[Source data]
_ _ _ _ _ _ _

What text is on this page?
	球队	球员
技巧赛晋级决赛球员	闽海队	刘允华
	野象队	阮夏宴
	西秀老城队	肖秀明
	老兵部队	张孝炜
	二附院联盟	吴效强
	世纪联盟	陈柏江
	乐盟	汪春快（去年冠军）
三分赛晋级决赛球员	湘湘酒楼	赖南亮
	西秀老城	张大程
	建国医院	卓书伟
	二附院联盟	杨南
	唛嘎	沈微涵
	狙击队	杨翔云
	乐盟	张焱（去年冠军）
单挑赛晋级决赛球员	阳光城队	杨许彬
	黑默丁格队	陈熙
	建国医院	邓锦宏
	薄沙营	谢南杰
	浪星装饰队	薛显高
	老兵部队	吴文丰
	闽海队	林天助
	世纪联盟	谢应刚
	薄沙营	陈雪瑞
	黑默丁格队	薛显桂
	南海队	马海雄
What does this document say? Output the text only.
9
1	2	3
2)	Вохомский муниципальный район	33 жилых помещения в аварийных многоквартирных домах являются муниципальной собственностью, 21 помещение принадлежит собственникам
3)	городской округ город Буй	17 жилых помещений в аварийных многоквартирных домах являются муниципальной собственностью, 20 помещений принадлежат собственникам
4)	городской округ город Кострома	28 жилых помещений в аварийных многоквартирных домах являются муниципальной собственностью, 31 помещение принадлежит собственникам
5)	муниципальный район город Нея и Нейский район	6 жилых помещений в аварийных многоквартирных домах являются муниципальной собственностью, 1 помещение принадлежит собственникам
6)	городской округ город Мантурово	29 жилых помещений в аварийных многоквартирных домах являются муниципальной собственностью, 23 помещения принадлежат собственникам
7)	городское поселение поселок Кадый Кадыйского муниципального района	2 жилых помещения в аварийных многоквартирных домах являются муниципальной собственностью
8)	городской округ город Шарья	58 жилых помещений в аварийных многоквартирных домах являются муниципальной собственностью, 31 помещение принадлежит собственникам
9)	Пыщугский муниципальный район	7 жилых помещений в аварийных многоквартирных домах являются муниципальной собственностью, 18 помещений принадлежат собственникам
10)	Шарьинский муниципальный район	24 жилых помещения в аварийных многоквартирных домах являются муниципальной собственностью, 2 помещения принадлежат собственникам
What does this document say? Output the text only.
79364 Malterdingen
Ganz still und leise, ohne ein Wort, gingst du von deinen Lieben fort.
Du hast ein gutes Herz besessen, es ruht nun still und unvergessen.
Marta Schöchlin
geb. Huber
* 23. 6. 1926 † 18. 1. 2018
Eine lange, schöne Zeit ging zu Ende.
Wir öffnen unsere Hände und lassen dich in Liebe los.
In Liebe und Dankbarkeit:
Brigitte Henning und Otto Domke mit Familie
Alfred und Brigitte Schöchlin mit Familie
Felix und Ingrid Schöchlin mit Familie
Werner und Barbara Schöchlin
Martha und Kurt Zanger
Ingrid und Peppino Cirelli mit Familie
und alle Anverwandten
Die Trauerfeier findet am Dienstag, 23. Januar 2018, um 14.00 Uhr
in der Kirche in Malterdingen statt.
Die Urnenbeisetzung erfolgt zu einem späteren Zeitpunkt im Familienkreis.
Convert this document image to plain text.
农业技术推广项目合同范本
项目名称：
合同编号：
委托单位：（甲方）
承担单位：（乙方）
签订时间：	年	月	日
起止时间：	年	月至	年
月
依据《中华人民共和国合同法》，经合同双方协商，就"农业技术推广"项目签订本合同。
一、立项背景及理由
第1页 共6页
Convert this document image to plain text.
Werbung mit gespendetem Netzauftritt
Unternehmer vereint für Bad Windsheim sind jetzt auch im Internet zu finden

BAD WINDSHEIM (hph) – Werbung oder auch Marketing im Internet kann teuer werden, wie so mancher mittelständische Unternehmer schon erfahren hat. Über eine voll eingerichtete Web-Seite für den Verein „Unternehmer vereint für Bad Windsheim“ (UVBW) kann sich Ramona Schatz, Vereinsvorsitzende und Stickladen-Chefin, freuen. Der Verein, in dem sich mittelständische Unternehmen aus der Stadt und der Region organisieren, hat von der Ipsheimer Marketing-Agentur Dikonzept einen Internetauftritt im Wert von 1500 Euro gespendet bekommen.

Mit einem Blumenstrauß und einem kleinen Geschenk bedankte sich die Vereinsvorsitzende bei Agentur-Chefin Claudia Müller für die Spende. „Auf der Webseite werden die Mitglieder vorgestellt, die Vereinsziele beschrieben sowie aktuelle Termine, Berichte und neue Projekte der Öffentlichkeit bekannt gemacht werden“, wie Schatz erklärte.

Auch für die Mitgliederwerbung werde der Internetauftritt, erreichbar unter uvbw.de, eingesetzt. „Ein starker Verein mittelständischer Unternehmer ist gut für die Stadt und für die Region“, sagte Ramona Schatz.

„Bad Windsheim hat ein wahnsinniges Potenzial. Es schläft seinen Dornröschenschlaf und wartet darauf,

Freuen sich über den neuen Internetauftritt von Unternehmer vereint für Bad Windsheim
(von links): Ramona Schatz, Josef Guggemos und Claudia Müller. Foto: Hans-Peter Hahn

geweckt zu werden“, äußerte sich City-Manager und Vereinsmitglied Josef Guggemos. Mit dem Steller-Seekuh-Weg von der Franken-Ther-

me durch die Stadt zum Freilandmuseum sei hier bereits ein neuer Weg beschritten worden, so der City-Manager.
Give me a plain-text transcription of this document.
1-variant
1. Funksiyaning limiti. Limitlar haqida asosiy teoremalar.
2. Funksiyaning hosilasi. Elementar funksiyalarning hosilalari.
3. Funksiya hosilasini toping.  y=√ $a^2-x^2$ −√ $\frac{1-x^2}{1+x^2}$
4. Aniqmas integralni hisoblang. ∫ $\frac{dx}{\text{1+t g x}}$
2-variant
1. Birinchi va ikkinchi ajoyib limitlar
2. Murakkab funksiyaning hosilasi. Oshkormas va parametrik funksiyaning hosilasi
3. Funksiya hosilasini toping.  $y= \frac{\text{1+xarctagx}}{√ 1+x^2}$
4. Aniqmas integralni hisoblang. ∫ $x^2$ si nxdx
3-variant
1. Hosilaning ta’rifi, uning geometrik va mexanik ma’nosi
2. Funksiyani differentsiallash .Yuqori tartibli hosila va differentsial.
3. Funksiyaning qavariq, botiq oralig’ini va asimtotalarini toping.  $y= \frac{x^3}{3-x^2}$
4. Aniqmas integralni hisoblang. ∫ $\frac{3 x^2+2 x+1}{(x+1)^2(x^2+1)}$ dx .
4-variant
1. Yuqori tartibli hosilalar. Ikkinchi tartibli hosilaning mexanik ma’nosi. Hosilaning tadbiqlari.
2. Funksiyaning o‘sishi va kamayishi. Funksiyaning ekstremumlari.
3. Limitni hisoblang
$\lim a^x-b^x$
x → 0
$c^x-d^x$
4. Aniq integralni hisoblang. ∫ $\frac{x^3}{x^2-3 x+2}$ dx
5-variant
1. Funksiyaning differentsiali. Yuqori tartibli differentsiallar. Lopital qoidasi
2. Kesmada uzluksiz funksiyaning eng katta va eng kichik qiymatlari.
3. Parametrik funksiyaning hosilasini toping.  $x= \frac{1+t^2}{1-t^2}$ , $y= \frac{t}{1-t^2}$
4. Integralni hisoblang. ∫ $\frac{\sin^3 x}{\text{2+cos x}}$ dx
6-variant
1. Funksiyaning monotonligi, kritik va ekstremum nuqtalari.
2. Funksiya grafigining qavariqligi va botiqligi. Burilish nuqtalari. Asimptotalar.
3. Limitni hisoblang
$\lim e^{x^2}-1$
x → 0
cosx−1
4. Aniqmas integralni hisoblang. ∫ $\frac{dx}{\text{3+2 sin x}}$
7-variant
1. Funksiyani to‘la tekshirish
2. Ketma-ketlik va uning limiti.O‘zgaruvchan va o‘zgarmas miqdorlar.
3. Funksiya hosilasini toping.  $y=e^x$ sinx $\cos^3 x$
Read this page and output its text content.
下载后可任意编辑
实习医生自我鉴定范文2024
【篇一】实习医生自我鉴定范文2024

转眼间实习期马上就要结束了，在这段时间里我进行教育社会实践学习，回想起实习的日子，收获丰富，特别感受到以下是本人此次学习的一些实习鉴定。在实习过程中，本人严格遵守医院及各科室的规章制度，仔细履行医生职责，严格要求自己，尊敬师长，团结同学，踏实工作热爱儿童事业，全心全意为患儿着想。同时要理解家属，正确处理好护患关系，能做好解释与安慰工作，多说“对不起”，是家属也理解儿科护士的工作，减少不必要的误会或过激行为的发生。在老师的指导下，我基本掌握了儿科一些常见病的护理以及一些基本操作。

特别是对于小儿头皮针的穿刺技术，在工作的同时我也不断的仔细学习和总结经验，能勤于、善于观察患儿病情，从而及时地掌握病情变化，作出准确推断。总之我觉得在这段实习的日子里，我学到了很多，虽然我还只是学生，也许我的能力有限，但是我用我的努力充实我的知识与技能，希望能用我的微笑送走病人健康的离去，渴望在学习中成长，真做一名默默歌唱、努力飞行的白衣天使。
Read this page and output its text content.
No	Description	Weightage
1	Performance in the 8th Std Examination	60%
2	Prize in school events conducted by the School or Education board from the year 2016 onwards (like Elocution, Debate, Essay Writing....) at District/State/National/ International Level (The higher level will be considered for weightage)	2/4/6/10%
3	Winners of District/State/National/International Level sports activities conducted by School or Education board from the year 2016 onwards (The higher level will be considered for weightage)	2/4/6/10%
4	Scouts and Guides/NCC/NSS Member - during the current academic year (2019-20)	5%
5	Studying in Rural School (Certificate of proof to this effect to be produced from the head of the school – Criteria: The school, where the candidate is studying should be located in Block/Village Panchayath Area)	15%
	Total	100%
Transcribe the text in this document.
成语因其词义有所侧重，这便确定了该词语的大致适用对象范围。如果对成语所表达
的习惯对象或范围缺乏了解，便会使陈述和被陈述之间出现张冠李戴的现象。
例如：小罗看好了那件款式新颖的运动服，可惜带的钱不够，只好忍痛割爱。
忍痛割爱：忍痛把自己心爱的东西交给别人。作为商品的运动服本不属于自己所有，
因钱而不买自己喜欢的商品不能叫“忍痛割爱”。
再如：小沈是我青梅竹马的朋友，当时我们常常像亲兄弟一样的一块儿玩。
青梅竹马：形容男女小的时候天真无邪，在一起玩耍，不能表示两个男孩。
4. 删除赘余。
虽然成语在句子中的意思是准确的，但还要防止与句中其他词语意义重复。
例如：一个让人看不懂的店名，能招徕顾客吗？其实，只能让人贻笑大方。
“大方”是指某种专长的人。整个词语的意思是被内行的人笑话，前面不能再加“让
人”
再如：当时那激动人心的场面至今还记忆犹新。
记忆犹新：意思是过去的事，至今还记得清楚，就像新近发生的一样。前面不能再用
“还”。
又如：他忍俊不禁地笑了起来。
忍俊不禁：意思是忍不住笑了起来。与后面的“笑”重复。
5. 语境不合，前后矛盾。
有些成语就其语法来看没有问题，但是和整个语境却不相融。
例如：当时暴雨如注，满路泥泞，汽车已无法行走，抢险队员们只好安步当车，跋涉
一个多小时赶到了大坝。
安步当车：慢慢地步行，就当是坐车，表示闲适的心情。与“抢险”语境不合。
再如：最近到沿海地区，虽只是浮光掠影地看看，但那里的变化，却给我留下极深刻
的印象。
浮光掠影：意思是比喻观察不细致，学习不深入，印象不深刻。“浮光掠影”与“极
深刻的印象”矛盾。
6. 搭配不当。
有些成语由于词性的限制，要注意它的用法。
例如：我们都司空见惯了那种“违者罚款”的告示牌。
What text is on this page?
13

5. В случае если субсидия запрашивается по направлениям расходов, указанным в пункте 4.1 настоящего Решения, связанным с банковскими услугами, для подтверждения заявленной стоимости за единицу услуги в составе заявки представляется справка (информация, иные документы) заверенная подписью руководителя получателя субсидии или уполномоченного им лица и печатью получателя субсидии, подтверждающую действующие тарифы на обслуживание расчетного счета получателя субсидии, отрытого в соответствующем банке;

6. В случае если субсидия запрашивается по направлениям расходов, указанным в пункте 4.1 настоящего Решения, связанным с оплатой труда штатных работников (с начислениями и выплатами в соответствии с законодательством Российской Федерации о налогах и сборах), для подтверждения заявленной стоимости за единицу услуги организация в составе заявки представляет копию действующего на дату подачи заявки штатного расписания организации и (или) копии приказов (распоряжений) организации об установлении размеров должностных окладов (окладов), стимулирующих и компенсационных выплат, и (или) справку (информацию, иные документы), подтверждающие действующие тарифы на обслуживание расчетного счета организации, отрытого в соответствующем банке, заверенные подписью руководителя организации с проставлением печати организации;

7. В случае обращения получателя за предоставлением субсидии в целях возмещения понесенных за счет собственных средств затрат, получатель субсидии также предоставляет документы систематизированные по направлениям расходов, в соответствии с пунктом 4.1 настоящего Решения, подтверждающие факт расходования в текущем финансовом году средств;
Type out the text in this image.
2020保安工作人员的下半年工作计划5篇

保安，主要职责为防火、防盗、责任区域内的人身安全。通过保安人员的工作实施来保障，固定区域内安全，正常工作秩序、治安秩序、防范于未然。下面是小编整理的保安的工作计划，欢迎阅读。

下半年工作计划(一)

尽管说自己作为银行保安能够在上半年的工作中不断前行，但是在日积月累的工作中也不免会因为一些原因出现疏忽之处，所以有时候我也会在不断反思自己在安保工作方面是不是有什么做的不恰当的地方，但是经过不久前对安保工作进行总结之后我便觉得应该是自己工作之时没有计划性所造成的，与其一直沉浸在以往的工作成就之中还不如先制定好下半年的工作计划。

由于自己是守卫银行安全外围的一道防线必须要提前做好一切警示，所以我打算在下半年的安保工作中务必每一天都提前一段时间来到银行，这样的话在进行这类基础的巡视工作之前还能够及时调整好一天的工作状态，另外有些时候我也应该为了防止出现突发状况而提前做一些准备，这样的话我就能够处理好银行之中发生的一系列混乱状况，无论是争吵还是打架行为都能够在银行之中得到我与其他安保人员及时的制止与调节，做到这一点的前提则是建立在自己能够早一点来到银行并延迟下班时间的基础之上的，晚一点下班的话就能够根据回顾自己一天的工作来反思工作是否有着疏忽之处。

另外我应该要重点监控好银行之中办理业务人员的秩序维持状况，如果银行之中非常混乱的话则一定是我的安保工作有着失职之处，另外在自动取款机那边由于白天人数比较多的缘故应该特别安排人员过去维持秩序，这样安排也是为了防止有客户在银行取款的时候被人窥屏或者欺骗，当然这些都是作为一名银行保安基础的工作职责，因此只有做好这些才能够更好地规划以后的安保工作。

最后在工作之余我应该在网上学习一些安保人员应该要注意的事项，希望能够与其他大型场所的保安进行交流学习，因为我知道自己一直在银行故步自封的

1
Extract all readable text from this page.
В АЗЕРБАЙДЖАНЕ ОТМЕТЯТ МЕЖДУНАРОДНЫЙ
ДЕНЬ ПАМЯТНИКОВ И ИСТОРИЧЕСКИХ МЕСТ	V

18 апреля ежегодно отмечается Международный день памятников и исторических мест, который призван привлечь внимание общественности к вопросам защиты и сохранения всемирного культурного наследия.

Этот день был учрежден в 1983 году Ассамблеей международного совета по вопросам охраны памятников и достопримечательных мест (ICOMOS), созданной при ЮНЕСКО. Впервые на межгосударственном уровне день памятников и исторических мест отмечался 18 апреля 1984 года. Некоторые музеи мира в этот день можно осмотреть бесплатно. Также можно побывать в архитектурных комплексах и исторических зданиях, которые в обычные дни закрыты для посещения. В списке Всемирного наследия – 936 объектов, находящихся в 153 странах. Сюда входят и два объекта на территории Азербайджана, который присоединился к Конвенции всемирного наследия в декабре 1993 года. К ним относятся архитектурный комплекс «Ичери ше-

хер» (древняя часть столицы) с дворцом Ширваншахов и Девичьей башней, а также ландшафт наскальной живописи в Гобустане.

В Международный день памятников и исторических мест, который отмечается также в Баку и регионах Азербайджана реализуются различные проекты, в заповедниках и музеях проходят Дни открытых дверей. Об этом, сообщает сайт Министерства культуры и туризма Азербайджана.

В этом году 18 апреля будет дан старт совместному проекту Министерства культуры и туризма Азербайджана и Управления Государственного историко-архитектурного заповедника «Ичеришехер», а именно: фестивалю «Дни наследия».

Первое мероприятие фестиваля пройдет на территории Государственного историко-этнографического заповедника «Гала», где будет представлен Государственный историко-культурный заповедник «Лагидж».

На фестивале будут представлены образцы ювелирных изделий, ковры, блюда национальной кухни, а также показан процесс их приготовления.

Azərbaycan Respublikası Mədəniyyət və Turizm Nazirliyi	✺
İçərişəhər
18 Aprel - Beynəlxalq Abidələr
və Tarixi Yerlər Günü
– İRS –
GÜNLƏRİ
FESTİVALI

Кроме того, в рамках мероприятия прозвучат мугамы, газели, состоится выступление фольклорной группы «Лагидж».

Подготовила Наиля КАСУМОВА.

_ _ _ _ _ _ _

Check each line above for the string "Hosilaning" and show the ones that have it.

◆ **TASK RESULT**:
1. Hosilaning ta’rifi, uning geometrik va mexanik ma’nosi
1. Yuqori tartibli hosilalar. Ikkinchi tartibli hosilaning mexanik ma’nosi. Hosilaning tadbiqlari.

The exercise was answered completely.